La falta de veracidad testimonial acompaña a una “pieza de altura” como Room with a view (2002). Indagar o exponerse ante lo desconocido, sería una variante para burlarse de lo privado a favor de lo público. Este desencuentro performático engrosa la biografía apócrifa de Sophie Calle: historias diseñadas para articular el espejismo vivencial de su dossier. Puras lecciones de banalidad existencial, asimiladas por la cultura mainstream; un globo que planea entre cielo y tierra.
¿Cómo humanizar el recinto de una cápsula metálica, gracias a un contubernio entre aparecidos? ¿Cómo reconocer al masoquismo de la imaginación desafiando a una maquinaria tan engrasada como los extravíos mentales de una artista conceptual, quien añora perder su centro y personificar una demencia poética?
El mini-cuento frío de la buena Sophie, réplica eurocéntrica tan vieja como interesante, nos devuelve al lirismo estructural o pregnancia del pensador y sentidor Roland Barthes cuando sentencia: “La Torre Eiffel no tiene edad y realiza la proeza de ser como un signo vacío del tiempo”. Gajes del parasitismo ilustrado, a costa de una frivolidad aplastante en medio de la urbe.
El “arte de la suplantación” explorado por Calle, la condujo a inspirar una sub-trama novelesca de Paul Auster. Sophie es la desquiciada María Turner del film Leviatán (1992), del también cineasta Auster. Esta anima el hastío de la fábula con rituales excéntricos. María Turner es controlada por un reglamento íntimo: obedecer al régimen de una dieta cromática, reducida a ingerir alimentos de un solo color cada día, así como observar detenidamente la vida de los otros.
De retorno a Nueva York, Duchamp anota de su estancia en Venecia: “No soporto una ciudad en la que solo vuelan las palomas”. Cuando suben los andamios, los artistas se desasosiegan; el ascenso les obsesiona en su lucha por la excelencia. Aspiran a mutar en saltamontes de gama alta. Sophie Calle no es una excepción.
Paranoia. Anonimato. Familiaridad. Terror o instinto de conservación. Los portavoces y las ciudades-emblemas con sus dinastías lidian sin verse las caras, a merced de construcciones literarias, ideológicas, oníricas. A ciertos mortales faltos de experiencias, les sobra inventiva para crear dobles que logren actuar por ellos.
Así, el derribo de las Torres Gemelas, redujo al absurdo la obsesiva compulsión de Maupassant, al irrumpir en la Torre Eiffel para no divisarla desde cualquier ángulo de París. En ese instante de pavor ante un desastre, dandys, mitómanos y ególatras elegirían ser el paseante anónimo entre la multitud de Edgar Allan Poe, quien es observado sin dejarse leer por un voyeur en la bruma londinense.
¿De qué valdría una relación de amor-odio con iconos, metrópolis o una Isla flotando en el Mar Caribe? ¿Por qué retorcerse el hígado, dañado por la cirrosis intelectual, a cambio de un desahogo incapaz de cerrar heridas? La curación sería huir de los profetas, los ingenuos culpables o los ángeles terribles, dispuestos a morir por la verdad. Mejor seguir una recomendación de Guillermo de Baskerville, el monje imaginario que le recuerda a su joven discípulo Adso de Melk: “porque la única verdad consiste en aprender a liberarnos de la insana pasión por la verdad”.
*Este es un artículo de opinión. Los criterios que contiene son responsabilidad exclusiva de su autor, y no representan necesariamente la opinión editorial de ADN CUBA.

########

DESCRIPCIÓN DEL PROBLEMA -
Según el texto sobre Sophie Calle, ¿en qué consiste la dieta cromática que sigue María Turner?

########

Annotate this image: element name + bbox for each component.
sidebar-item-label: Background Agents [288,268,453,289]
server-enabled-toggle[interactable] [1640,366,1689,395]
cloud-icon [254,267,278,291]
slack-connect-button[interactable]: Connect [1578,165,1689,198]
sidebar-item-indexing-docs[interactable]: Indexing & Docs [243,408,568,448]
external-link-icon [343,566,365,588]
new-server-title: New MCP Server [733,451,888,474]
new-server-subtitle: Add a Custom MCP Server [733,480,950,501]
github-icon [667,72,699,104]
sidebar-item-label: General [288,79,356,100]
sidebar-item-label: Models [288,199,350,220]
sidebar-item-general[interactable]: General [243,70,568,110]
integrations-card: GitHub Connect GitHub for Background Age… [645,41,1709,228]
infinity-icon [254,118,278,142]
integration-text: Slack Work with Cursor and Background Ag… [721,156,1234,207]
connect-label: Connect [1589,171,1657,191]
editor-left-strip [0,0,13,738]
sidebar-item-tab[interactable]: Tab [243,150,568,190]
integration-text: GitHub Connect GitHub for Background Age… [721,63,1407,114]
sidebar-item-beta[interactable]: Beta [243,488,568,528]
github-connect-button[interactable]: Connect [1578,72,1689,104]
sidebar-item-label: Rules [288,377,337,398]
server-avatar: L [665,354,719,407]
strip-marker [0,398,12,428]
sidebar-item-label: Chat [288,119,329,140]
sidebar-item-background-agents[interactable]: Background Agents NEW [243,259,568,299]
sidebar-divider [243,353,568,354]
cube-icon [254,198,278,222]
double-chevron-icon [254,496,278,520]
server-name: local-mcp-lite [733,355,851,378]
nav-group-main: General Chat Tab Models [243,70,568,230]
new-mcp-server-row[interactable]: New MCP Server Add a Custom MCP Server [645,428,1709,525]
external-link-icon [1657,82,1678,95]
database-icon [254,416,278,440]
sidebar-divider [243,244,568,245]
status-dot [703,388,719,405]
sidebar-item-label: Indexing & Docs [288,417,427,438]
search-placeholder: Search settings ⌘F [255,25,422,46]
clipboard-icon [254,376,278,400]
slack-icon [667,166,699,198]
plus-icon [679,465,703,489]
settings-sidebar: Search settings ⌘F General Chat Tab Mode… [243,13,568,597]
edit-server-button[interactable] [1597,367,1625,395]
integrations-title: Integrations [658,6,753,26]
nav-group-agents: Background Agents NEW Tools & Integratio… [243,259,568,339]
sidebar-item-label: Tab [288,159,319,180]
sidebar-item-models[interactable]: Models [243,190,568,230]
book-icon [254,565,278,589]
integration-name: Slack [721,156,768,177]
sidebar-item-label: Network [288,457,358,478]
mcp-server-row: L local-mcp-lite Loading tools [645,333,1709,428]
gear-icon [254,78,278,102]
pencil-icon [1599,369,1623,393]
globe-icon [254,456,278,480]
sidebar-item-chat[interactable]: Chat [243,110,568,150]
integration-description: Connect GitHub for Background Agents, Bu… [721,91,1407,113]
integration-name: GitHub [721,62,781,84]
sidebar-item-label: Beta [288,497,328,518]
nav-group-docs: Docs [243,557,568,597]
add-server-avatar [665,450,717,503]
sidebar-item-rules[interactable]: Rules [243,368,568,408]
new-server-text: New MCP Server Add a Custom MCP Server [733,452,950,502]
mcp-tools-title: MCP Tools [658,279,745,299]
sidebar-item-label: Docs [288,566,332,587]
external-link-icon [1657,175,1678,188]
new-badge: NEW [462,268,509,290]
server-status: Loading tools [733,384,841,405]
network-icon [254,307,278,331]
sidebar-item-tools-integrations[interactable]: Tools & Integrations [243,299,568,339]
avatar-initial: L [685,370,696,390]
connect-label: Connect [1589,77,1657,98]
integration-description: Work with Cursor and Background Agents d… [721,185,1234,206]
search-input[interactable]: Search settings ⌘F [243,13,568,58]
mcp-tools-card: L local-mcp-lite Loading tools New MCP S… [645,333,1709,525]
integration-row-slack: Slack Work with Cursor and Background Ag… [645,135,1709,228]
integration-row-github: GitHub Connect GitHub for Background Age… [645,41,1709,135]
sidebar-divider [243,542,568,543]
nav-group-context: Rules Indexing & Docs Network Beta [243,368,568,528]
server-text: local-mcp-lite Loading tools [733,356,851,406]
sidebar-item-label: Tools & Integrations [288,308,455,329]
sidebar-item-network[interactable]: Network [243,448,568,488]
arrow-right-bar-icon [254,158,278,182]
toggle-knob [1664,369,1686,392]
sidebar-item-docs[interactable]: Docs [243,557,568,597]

########

RESPUESTA -
En ingerir alimentos de un solo color cada día.